GOAL OF THE EXERCISE:
Locate and copy each line in the data that contains the word "label".

AVAILABLE RECORDS:
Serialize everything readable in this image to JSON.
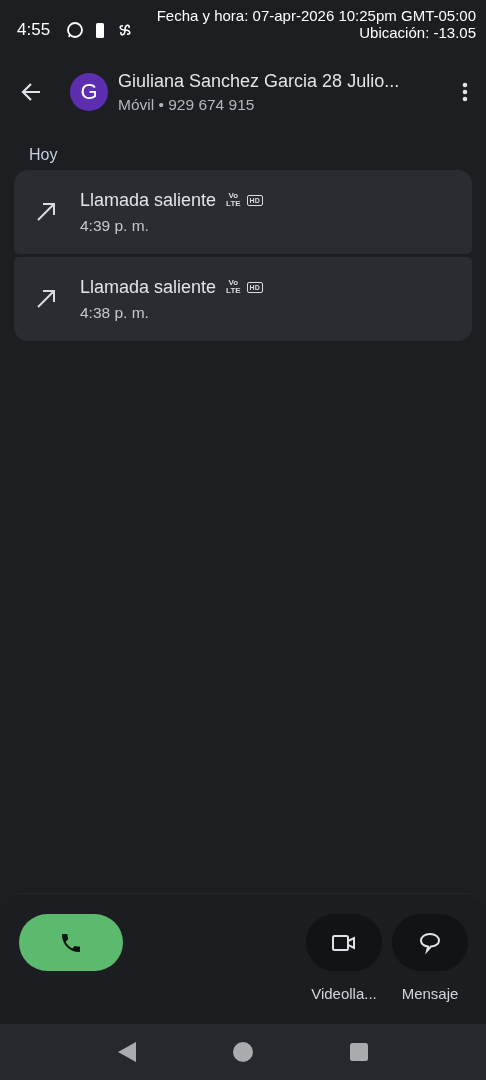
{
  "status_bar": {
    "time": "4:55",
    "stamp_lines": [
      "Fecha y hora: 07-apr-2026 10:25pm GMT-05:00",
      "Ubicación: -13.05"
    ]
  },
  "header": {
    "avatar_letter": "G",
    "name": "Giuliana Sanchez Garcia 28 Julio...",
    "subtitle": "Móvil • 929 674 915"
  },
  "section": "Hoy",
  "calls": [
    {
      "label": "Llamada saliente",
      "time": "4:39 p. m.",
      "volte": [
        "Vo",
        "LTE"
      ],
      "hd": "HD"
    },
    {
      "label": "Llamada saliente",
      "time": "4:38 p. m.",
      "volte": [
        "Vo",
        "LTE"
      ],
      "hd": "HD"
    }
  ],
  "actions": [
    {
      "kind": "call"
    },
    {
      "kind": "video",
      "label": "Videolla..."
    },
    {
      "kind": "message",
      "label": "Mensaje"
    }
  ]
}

---

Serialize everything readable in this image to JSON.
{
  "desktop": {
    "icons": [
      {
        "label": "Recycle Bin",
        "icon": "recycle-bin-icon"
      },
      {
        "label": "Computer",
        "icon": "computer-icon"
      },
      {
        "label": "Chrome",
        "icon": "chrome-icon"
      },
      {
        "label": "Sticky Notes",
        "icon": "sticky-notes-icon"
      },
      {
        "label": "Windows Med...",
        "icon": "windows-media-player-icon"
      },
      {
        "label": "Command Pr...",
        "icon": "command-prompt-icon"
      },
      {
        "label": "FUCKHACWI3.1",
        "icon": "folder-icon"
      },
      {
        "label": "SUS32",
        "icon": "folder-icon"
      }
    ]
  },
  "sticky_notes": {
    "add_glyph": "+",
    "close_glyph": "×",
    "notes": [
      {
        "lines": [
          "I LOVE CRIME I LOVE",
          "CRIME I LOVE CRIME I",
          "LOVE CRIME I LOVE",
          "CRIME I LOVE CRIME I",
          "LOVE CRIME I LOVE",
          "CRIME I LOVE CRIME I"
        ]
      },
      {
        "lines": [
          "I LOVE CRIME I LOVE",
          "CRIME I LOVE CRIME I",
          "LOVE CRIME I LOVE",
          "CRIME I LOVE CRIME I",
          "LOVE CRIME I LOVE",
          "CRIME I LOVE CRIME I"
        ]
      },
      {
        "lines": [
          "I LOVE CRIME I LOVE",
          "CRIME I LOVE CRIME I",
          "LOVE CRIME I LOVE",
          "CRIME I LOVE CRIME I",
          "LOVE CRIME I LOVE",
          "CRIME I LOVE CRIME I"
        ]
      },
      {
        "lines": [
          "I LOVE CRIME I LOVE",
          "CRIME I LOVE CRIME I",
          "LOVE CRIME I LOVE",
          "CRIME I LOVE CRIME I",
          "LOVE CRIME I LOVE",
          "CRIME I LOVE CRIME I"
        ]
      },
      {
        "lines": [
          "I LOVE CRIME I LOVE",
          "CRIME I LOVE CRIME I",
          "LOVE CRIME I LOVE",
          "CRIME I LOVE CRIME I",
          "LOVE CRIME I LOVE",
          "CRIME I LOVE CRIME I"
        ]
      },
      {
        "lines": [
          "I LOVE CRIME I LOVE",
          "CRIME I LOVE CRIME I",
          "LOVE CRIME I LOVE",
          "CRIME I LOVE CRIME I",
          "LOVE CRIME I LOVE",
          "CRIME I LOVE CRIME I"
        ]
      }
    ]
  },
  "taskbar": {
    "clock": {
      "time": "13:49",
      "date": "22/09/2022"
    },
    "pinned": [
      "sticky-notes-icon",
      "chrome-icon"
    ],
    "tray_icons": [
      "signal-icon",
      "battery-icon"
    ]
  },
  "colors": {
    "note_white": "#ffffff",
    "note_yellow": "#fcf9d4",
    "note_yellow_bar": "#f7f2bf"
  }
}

THE ANSWER:
      "label": "Llamada saliente",
      "label": "Llamada saliente",
      "label": "Videolla..."
      "label": "Mensaje"
        "label": "Recycle Bin",
        "label": "Computer",
        "label": "Chrome",
        "label": "Sticky Notes",
        "label": "Windows Med...",
        "label": "Command Pr...",
        "label": "FUCKHACWI3.1",
        "label": "SUS32",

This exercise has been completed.